* **Stated task**:
Search the material for the word "title" and copy each line that holds it.

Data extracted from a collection
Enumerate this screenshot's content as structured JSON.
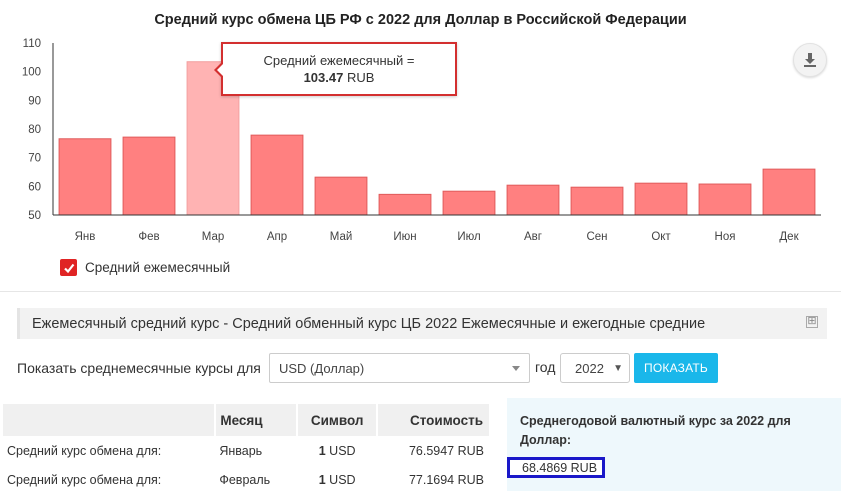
{
  "chart_data": {
    "type": "bar",
    "title": "Средний курс обмена ЦБ РФ с 2022 для Доллар в Российской Федерации",
    "categories": [
      "Янв",
      "Фев",
      "Мар",
      "Апр",
      "Май",
      "Июн",
      "Июл",
      "Авг",
      "Сен",
      "Окт",
      "Ноя",
      "Дек"
    ],
    "series": [
      {
        "name": "Средний ежемесячный",
        "values": [
          76.59,
          77.17,
          103.47,
          77.86,
          63.2,
          57.2,
          58.3,
          60.4,
          59.7,
          61.1,
          60.8,
          66.0
        ],
        "color": "#ff8080"
      }
    ],
    "ylim": [
      50,
      110
    ],
    "yticks": [
      "50",
      "60",
      "70",
      "80",
      "90",
      "100",
      "110"
    ],
    "grid": false,
    "legend": "bottom-left",
    "highlighted_index": 2,
    "highlight_color": "#ffb3b3",
    "tooltip": {
      "label": "Средний ежемесячный =",
      "value": "103.47",
      "unit": "RUB"
    }
  },
  "legend": {
    "label": "Средний ежемесячный",
    "checked": true,
    "color": "#e02424"
  },
  "download_icon": "download-icon",
  "section": {
    "title": "Ежемесячный средний курс - Средний обменный курс ЦБ 2022 Ежемесячные и ежегодные средние",
    "expand_glyph": "⊞"
  },
  "form": {
    "show_label": "Показать среднемесячные курсы для",
    "currency_value": "USD (Доллар)",
    "year_label": "год",
    "year_value": "2022",
    "submit_label": "ПОКАЗАТЬ",
    "accent_color": "#1ab7ea"
  },
  "table": {
    "headers": [
      "",
      "Месяц",
      "Символ",
      "Стоимость"
    ],
    "rows": [
      {
        "label": "Средний курс обмена для:",
        "month": "Январь",
        "symbol_amount": "1",
        "symbol_code": "USD",
        "value": "76.5947 RUB"
      },
      {
        "label": "Средний курс обмена для:",
        "month": "Февраль",
        "symbol_amount": "1",
        "symbol_code": "USD",
        "value": "77.1694 RUB"
      }
    ]
  },
  "annual": {
    "title": "Среднегодовой валютный курс за 2022 для Доллар:",
    "value": "68.4869 RUB",
    "border_color": "#1a18c9"
  }
}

* **Answer in full**:
    "title": "Средний курс обмена ЦБ РФ с 2022 для Доллар в Российской Федерации",
    "title": "Ежемесячный средний курс - Средний обменный курс ЦБ 2022 Ежемесячные и ежегодные средние",
    "title": "Среднегодовой валютный курс за 2022 для Доллар:",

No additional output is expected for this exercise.